**Set problem**: Every record below should be transcribed exactly. Omit the images.

**Input**:
START
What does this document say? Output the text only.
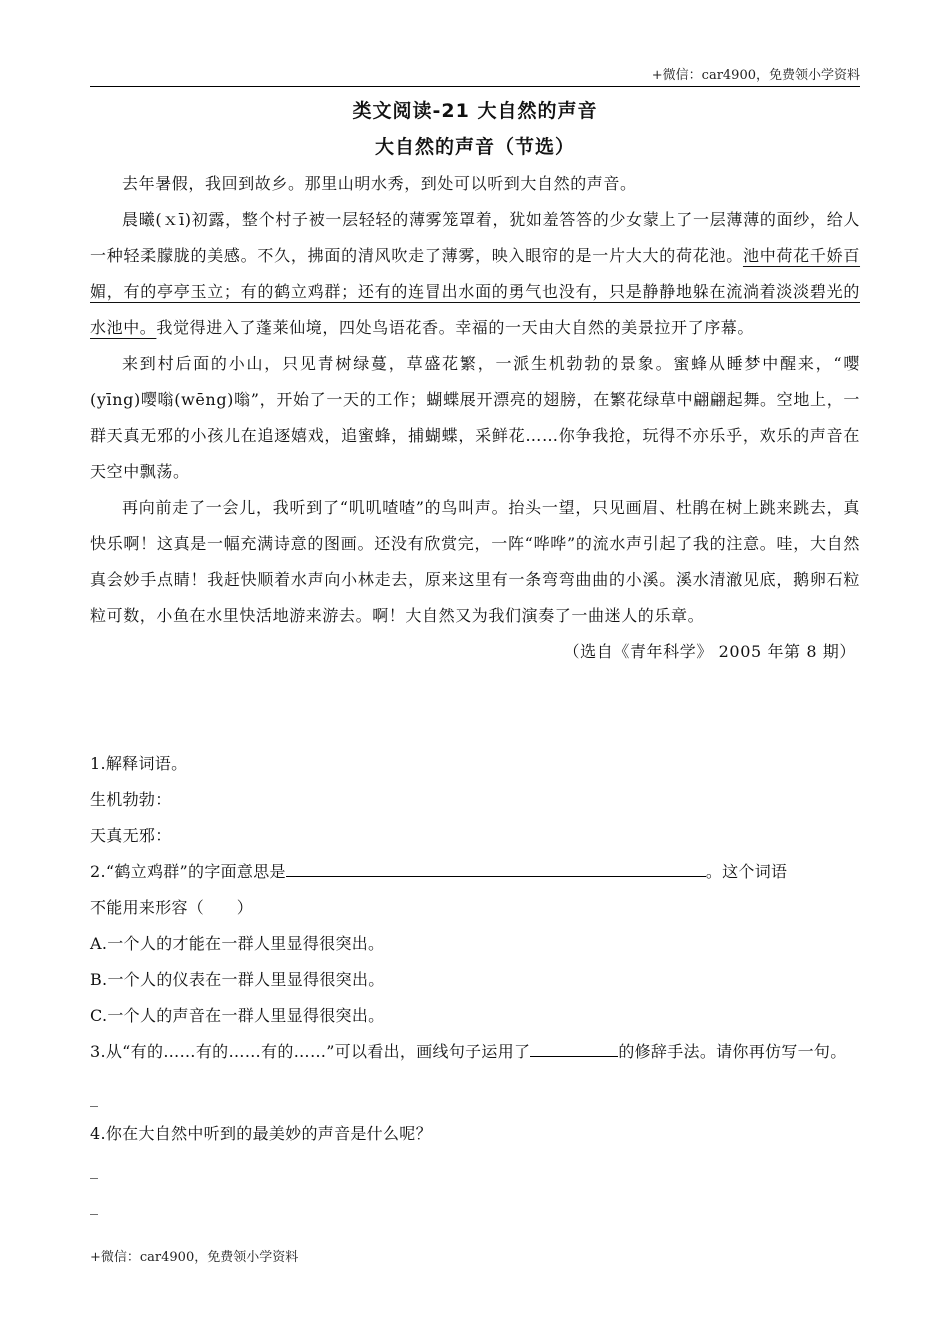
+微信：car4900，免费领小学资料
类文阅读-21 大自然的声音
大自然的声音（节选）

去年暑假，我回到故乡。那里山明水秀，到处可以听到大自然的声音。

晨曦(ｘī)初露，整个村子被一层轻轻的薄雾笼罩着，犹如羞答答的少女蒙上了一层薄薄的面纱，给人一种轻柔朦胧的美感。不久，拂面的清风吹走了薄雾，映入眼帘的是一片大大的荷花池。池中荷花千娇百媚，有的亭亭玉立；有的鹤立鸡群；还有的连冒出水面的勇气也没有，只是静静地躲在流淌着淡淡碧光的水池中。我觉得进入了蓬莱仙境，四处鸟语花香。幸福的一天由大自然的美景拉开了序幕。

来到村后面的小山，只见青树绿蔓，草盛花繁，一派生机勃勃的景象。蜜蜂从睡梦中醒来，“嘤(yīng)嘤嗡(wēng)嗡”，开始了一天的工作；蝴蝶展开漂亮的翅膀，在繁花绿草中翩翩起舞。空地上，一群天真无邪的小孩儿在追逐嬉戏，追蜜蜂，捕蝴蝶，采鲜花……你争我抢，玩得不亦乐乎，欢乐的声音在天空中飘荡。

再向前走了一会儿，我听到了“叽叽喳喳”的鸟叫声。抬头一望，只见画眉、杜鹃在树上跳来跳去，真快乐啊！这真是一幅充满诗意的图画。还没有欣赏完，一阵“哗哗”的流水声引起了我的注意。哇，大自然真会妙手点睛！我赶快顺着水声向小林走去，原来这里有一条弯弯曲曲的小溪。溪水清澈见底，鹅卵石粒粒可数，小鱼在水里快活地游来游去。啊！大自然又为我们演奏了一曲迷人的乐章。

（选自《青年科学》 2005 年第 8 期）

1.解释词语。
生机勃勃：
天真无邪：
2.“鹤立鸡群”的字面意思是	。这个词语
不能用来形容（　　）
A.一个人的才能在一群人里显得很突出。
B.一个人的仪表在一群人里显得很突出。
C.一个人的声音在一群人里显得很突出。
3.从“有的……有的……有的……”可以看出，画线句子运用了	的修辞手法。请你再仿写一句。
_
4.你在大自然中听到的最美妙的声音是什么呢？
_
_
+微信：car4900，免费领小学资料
END
**Full solution**:
What does this document say? Output the text only.
+微信：car4900，免费领小学资料
类文阅读-21 大自然的声音
大自然的声音（节选）

去年暑假，我回到故乡。那里山明水秀，到处可以听到大自然的声音。

晨曦(ｘī)初露，整个村子被一层轻轻的薄雾笼罩着，犹如羞答答的少女蒙上了一层薄薄的面纱，给人一种轻柔朦胧的美感。不久，拂面的清风吹走了薄雾，映入眼帘的是一片大大的荷花池。池中荷花千娇百媚，有的亭亭玉立；有的鹤立鸡群；还有的连冒出水面的勇气也没有，只是静静地躲在流淌着淡淡碧光的水池中。我觉得进入了蓬莱仙境，四处鸟语花香。幸福的一天由大自然的美景拉开了序幕。

来到村后面的小山，只见青树绿蔓，草盛花繁，一派生机勃勃的景象。蜜蜂从睡梦中醒来，“嘤(yīng)嘤嗡(wēng)嗡”，开始了一天的工作；蝴蝶展开漂亮的翅膀，在繁花绿草中翩翩起舞。空地上，一群天真无邪的小孩儿在追逐嬉戏，追蜜蜂，捕蝴蝶，采鲜花……你争我抢，玩得不亦乐乎，欢乐的声音在天空中飘荡。

再向前走了一会儿，我听到了“叽叽喳喳”的鸟叫声。抬头一望，只见画眉、杜鹃在树上跳来跳去，真快乐啊！这真是一幅充满诗意的图画。还没有欣赏完，一阵“哗哗”的流水声引起了我的注意。哇，大自然真会妙手点睛！我赶快顺着水声向小林走去，原来这里有一条弯弯曲曲的小溪。溪水清澈见底，鹅卵石粒粒可数，小鱼在水里快活地游来游去。啊！大自然又为我们演奏了一曲迷人的乐章。

（选自《青年科学》 2005 年第 8 期）

1.解释词语。
生机勃勃：
天真无邪：
2.“鹤立鸡群”的字面意思是	。这个词语
不能用来形容（　　）
A.一个人的才能在一群人里显得很突出。
B.一个人的仪表在一群人里显得很突出。
C.一个人的声音在一群人里显得很突出。
3.从“有的……有的……有的……”可以看出，画线句子运用了	的修辞手法。请你再仿写一句。
_
4.你在大自然中听到的最美妙的声音是什么呢？
_
_
+微信：car4900，免费领小学资料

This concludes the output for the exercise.